** BEGIN **
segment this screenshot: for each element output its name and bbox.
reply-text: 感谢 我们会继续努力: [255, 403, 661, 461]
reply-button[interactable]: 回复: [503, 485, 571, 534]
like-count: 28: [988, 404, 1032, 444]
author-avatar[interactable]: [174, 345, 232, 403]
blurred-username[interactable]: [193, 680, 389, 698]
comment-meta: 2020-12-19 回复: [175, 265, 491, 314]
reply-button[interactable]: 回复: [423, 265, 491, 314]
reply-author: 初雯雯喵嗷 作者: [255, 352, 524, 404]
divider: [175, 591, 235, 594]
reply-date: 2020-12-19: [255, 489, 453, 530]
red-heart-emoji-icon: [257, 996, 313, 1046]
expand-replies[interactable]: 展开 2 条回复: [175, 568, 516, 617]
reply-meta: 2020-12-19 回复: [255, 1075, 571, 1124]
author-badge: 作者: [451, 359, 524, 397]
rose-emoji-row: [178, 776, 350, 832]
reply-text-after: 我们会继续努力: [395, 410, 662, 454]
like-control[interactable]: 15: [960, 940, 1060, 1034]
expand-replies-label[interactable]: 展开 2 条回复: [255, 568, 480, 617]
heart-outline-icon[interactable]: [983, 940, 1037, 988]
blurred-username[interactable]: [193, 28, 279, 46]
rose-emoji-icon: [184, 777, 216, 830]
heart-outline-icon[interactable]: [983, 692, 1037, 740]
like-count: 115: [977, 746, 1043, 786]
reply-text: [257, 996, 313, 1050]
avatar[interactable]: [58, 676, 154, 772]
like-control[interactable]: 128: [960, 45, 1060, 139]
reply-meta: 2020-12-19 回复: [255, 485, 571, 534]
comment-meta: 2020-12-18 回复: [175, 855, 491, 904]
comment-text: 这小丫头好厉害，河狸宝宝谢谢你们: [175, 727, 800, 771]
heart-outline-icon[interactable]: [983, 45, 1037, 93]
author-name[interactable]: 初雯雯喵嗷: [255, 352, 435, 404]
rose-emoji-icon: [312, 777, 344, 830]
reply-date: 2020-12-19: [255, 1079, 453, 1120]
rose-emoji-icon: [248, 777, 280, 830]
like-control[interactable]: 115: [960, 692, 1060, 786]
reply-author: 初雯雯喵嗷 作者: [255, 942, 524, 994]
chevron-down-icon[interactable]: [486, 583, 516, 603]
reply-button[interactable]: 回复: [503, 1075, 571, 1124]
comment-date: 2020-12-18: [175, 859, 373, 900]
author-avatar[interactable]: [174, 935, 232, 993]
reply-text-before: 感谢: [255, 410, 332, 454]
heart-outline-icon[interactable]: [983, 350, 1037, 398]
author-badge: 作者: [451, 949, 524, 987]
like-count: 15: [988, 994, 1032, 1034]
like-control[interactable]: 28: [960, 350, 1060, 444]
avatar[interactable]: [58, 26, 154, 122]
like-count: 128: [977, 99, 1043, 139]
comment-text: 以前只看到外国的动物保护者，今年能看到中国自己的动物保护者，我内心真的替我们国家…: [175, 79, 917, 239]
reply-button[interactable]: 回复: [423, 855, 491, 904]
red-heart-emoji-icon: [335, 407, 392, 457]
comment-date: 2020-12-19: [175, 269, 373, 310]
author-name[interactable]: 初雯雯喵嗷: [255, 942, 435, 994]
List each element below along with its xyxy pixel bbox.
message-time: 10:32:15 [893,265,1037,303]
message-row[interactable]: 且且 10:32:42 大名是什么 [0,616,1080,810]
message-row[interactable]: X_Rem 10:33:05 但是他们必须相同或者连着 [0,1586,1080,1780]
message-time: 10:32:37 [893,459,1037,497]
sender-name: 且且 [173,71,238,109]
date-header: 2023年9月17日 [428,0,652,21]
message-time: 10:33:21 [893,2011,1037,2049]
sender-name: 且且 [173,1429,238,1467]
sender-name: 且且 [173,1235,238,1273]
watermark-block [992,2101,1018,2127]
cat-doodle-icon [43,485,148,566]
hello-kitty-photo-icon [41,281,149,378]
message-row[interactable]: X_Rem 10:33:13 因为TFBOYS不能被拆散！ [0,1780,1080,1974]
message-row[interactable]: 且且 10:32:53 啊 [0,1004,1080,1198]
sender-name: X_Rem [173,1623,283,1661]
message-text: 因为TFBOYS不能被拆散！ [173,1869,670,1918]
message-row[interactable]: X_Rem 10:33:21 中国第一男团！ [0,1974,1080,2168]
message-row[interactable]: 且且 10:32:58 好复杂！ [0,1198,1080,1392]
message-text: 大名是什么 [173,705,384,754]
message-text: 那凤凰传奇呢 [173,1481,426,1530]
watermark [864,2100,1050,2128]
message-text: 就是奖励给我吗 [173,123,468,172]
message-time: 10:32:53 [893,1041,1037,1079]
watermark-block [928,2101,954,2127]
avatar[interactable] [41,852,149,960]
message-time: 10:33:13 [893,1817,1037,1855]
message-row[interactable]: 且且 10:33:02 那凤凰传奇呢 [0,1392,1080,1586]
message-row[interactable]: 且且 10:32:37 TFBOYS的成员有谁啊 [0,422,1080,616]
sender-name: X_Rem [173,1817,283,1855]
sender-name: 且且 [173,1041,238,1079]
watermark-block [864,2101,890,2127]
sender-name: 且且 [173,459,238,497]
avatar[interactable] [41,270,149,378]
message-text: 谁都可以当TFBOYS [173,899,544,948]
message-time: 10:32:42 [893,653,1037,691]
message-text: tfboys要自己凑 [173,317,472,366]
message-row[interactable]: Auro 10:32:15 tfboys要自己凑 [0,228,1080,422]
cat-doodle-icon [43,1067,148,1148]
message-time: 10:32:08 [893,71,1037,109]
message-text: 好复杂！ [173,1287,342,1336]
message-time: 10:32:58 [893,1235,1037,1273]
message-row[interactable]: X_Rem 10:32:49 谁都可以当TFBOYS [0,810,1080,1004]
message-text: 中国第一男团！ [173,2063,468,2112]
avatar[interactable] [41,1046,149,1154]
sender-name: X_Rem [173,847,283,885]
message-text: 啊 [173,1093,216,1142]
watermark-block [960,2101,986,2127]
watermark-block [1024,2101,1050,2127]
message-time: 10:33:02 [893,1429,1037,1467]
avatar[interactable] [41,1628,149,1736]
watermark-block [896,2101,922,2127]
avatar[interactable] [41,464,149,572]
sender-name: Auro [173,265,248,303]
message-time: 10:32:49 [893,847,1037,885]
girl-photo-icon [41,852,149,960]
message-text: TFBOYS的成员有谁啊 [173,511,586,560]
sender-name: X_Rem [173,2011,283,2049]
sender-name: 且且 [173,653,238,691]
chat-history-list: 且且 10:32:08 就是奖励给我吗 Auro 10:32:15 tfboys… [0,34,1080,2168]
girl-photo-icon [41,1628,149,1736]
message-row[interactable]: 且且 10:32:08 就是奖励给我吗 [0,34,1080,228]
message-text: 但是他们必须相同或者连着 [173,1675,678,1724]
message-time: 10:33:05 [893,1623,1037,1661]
** END **
**CHALLENGE:** Please transcribe everything from the start of the entries down to the line containing "rose-emoji-icon: [312, 777, 344, 830]", including that line, keeping every character unchanged.

**FINISHED ANSWER:**
segment this screenshot: for each element output its name and bbox.
reply-text: 感谢 我们会继续努力: [255, 403, 661, 461]
reply-button[interactable]: 回复: [503, 485, 571, 534]
like-count: 28: [988, 404, 1032, 444]
author-avatar[interactable]: [174, 345, 232, 403]
blurred-username[interactable]: [193, 680, 389, 698]
comment-meta: 2020-12-19 回复: [175, 265, 491, 314]
reply-button[interactable]: 回复: [423, 265, 491, 314]
reply-author: 初雯雯喵嗷 作者: [255, 352, 524, 404]
divider: [175, 591, 235, 594]
reply-date: 2020-12-19: [255, 489, 453, 530]
red-heart-emoji-icon: [257, 996, 313, 1046]
expand-replies[interactable]: 展开 2 条回复: [175, 568, 516, 617]
reply-meta: 2020-12-19 回复: [255, 1075, 571, 1124]
author-badge: 作者: [451, 359, 524, 397]
rose-emoji-row: [178, 776, 350, 832]
reply-text-after: 我们会继续努力: [395, 410, 662, 454]
like-control[interactable]: 15: [960, 940, 1060, 1034]
expand-replies-label[interactable]: 展开 2 条回复: [255, 568, 480, 617]
heart-outline-icon[interactable]: [983, 940, 1037, 988]
blurred-username[interactable]: [193, 28, 279, 46]
rose-emoji-icon: [184, 777, 216, 830]
heart-outline-icon[interactable]: [983, 692, 1037, 740]
like-count: 115: [977, 746, 1043, 786]
reply-text: [257, 996, 313, 1050]
avatar[interactable]: [58, 676, 154, 772]
like-control[interactable]: 128: [960, 45, 1060, 139]
reply-meta: 2020-12-19 回复: [255, 485, 571, 534]
comment-meta: 2020-12-18 回复: [175, 855, 491, 904]
comment-text: 这小丫头好厉害，河狸宝宝谢谢你们: [175, 727, 800, 771]
heart-outline-icon[interactable]: [983, 45, 1037, 93]
author-name[interactable]: 初雯雯喵嗷: [255, 352, 435, 404]
rose-emoji-icon: [312, 777, 344, 830]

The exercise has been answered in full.